# [Directions]
Summarize the tentative ruling in two sentences.

# [Document segment]
________________

Judge: Katherine Chilton, Case: BC718899, Date: 2022-12-19 Tentative Ruling
Case Number: BC718899 Hearing Date: December 19, 2022 Dept: 25
PROCEEDINGS: MOTION TO SET ASIDE/VACATE DEFAULT AND
DEFAULT JUDGMENT
MOVING PARTY: Defendant
Tricia Bhotiwihok, owner of Tricia Fix LLC (erroneously sued as Tricia Fix)
RESP. PARTY: Plaintiffs Albert Kamkar, et al.
MOTION TO SET ASIDE/VACATE DEFAULT AND DEFAULT JUDGMENT
(CCP §§ 473(b), 473.5, 583.210)
TENTATIVE RULING:
The
Motion to Set Aside/Vacate Default and Default Judgment filed by Defendant Tricia Bhotiwihok (erroneously sued as
Tricia Fix) is GRANTED. Default entered on July 24, 2019, and default
judgment entered on January 10, 2020, are hereby VACATED.
Plaintiffs’ Complaint is DISMISSED for failure to comply with
CCP §583.210.

________________

# [Recorded information]

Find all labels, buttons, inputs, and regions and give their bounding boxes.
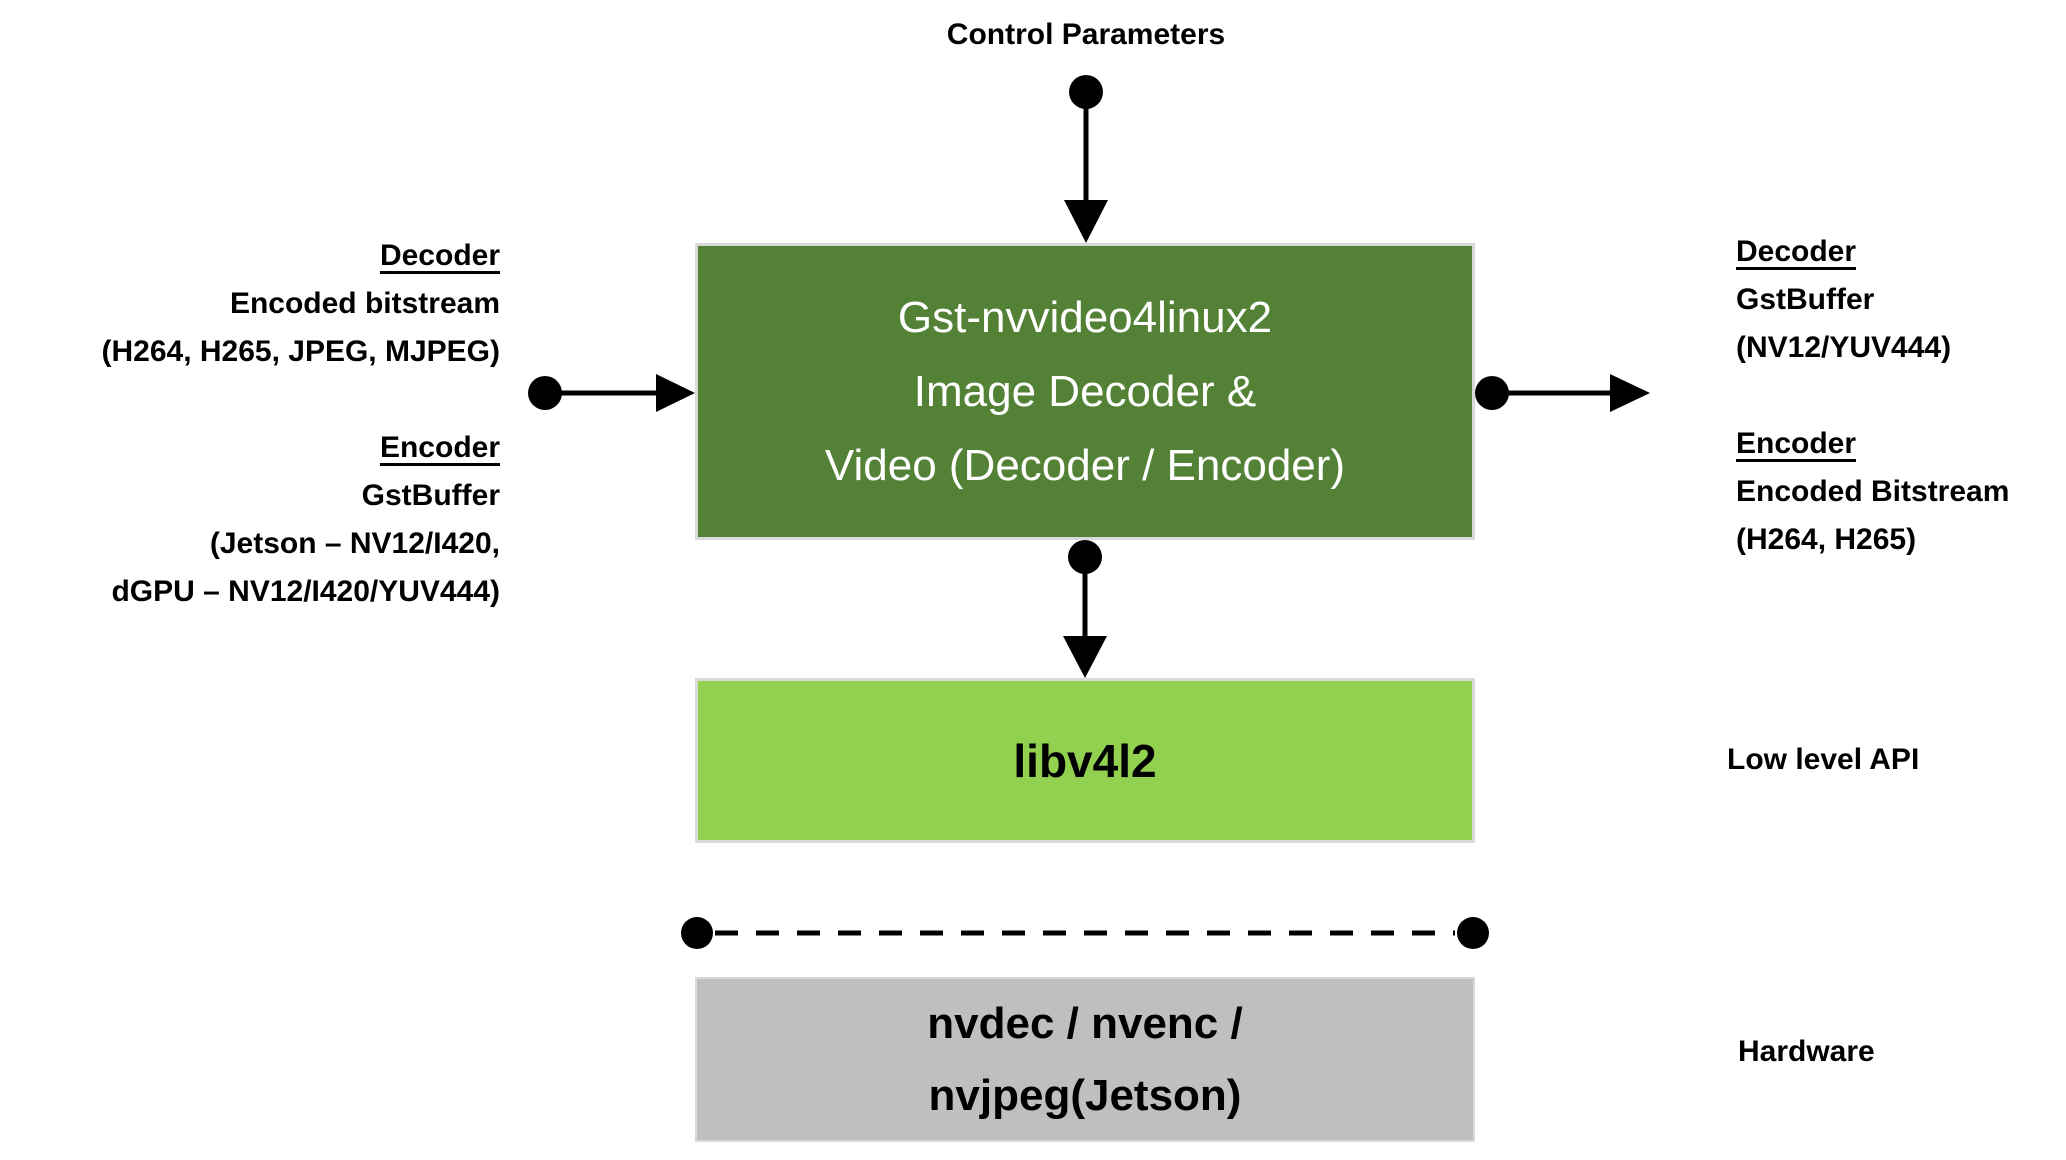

________________

# [Reply]
In case BC718899, heard December 19, 2022, the tentative ruling grants the motion by Defendant Tricia Bhotiwihok (erroneously sued as Tricia Fix) to set aside and vacate the default and default judgment. It vacates the default entered on July 24, 2019, and the default judgment entered on January 10, 2020, and it dismisses the plaintiffs' complaint for failure to comply with CCP §583.210.